**Description of the task:** Copy out the listing that follows, exactly, without its pictures.

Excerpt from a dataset
+++++
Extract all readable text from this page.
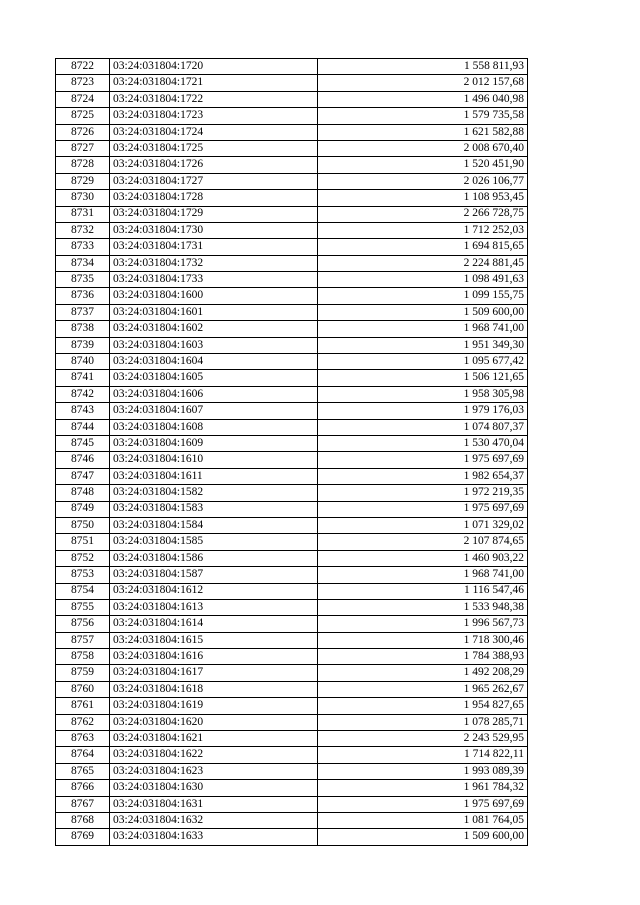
8722	03:24:031804:1720	1 558 811,93
8723	03:24:031804:1721	2 012 157,68
8724	03:24:031804:1722	1 496 040,98
8725	03:24:031804:1723	1 579 735,58
8726	03:24:031804:1724	1 621 582,88
8727	03:24:031804:1725	2 008 670,40
8728	03:24:031804:1726	1 520 451,90
8729	03:24:031804:1727	2 026 106,77
8730	03:24:031804:1728	1 108 953,45
8731	03:24:031804:1729	2 266 728,75
8732	03:24:031804:1730	1 712 252,03
8733	03:24:031804:1731	1 694 815,65
8734	03:24:031804:1732	2 224 881,45
8735	03:24:031804:1733	1 098 491,63
8736	03:24:031804:1600	1 099 155,75
8737	03:24:031804:1601	1 509 600,00
8738	03:24:031804:1602	1 968 741,00
8739	03:24:031804:1603	1 951 349,30
8740	03:24:031804:1604	1 095 677,42
8741	03:24:031804:1605	1 506 121,65
8742	03:24:031804:1606	1 958 305,98
8743	03:24:031804:1607	1 979 176,03
8744	03:24:031804:1608	1 074 807,37
8745	03:24:031804:1609	1 530 470,04
8746	03:24:031804:1610	1 975 697,69
8747	03:24:031804:1611	1 982 654,37
8748	03:24:031804:1582	1 972 219,35
8749	03:24:031804:1583	1 975 697,69
8750	03:24:031804:1584	1 071 329,02
8751	03:24:031804:1585	2 107 874,65
8752	03:24:031804:1586	1 460 903,22
8753	03:24:031804:1587	1 968 741,00
8754	03:24:031804:1612	1 116 547,46
8755	03:24:031804:1613	1 533 948,38
8756	03:24:031804:1614	1 996 567,73
8757	03:24:031804:1615	1 718 300,46
8758	03:24:031804:1616	1 784 388,93
8759	03:24:031804:1617	1 492 208,29
8760	03:24:031804:1618	1 965 262,67
8761	03:24:031804:1619	1 954 827,65
8762	03:24:031804:1620	1 078 285,71
8763	03:24:031804:1621	2 243 529,95
8764	03:24:031804:1622	1 714 822,11
8765	03:24:031804:1623	1 993 089,39
8766	03:24:031804:1630	1 961 784,32
8767	03:24:031804:1631	1 975 697,69
8768	03:24:031804:1632	1 081 764,05
8769	03:24:031804:1633	1 509 600,00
+++++
**Solution for this task:**
Extract all readable text from this page.
8722	03:24:031804:1720	1 558 811,93
8723	03:24:031804:1721	2 012 157,68
8724	03:24:031804:1722	1 496 040,98
8725	03:24:031804:1723	1 579 735,58
8726	03:24:031804:1724	1 621 582,88
8727	03:24:031804:1725	2 008 670,40
8728	03:24:031804:1726	1 520 451,90
8729	03:24:031804:1727	2 026 106,77
8730	03:24:031804:1728	1 108 953,45
8731	03:24:031804:1729	2 266 728,75
8732	03:24:031804:1730	1 712 252,03
8733	03:24:031804:1731	1 694 815,65
8734	03:24:031804:1732	2 224 881,45
8735	03:24:031804:1733	1 098 491,63
8736	03:24:031804:1600	1 099 155,75
8737	03:24:031804:1601	1 509 600,00
8738	03:24:031804:1602	1 968 741,00
8739	03:24:031804:1603	1 951 349,30
8740	03:24:031804:1604	1 095 677,42
8741	03:24:031804:1605	1 506 121,65
8742	03:24:031804:1606	1 958 305,98
8743	03:24:031804:1607	1 979 176,03
8744	03:24:031804:1608	1 074 807,37
8745	03:24:031804:1609	1 530 470,04
8746	03:24:031804:1610	1 975 697,69
8747	03:24:031804:1611	1 982 654,37
8748	03:24:031804:1582	1 972 219,35
8749	03:24:031804:1583	1 975 697,69
8750	03:24:031804:1584	1 071 329,02
8751	03:24:031804:1585	2 107 874,65
8752	03:24:031804:1586	1 460 903,22
8753	03:24:031804:1587	1 968 741,00
8754	03:24:031804:1612	1 116 547,46
8755	03:24:031804:1613	1 533 948,38
8756	03:24:031804:1614	1 996 567,73
8757	03:24:031804:1615	1 718 300,46
8758	03:24:031804:1616	1 784 388,93
8759	03:24:031804:1617	1 492 208,29
8760	03:24:031804:1618	1 965 262,67
8761	03:24:031804:1619	1 954 827,65
8762	03:24:031804:1620	1 078 285,71
8763	03:24:031804:1621	2 243 529,95
8764	03:24:031804:1622	1 714 822,11
8765	03:24:031804:1623	1 993 089,39
8766	03:24:031804:1630	1 961 784,32
8767	03:24:031804:1631	1 975 697,69
8768	03:24:031804:1632	1 081 764,05
8769	03:24:031804:1633	1 509 600,00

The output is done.